--- BEGIN RECORDS SHOWN ---

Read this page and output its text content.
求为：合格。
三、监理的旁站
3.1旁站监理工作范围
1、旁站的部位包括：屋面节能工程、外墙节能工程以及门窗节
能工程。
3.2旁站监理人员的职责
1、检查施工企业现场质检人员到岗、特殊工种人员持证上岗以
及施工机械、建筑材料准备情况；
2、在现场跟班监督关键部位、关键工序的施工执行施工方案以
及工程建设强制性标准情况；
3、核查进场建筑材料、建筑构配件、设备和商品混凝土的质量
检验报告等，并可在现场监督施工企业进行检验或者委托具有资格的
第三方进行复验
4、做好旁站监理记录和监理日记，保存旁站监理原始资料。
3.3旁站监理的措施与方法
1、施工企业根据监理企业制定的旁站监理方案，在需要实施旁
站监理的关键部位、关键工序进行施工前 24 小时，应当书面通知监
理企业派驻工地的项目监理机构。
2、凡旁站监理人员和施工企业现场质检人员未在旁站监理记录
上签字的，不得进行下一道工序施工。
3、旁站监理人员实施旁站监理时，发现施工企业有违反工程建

--- END RECORDS SHOWN ---

Transcribe the material above word for word.

Read this page and output its text content.
求为：合格。
三、监理的旁站
3.1旁站监理工作范围
1、旁站的部位包括：屋面节能工程、外墙节能工程以及门窗节
能工程。
3.2旁站监理人员的职责
1、检查施工企业现场质检人员到岗、特殊工种人员持证上岗以
及施工机械、建筑材料准备情况；
2、在现场跟班监督关键部位、关键工序的施工执行施工方案以
及工程建设强制性标准情况；
3、核查进场建筑材料、建筑构配件、设备和商品混凝土的质量
检验报告等，并可在现场监督施工企业进行检验或者委托具有资格的
第三方进行复验
4、做好旁站监理记录和监理日记，保存旁站监理原始资料。
3.3旁站监理的措施与方法
1、施工企业根据监理企业制定的旁站监理方案，在需要实施旁
站监理的关键部位、关键工序进行施工前 24 小时，应当书面通知监
理企业派驻工地的项目监理机构。
2、凡旁站监理人员和施工企业现场质检人员未在旁站监理记录
上签字的，不得进行下一道工序施工。
3、旁站监理人员实施旁站监理时，发现施工企业有违反工程建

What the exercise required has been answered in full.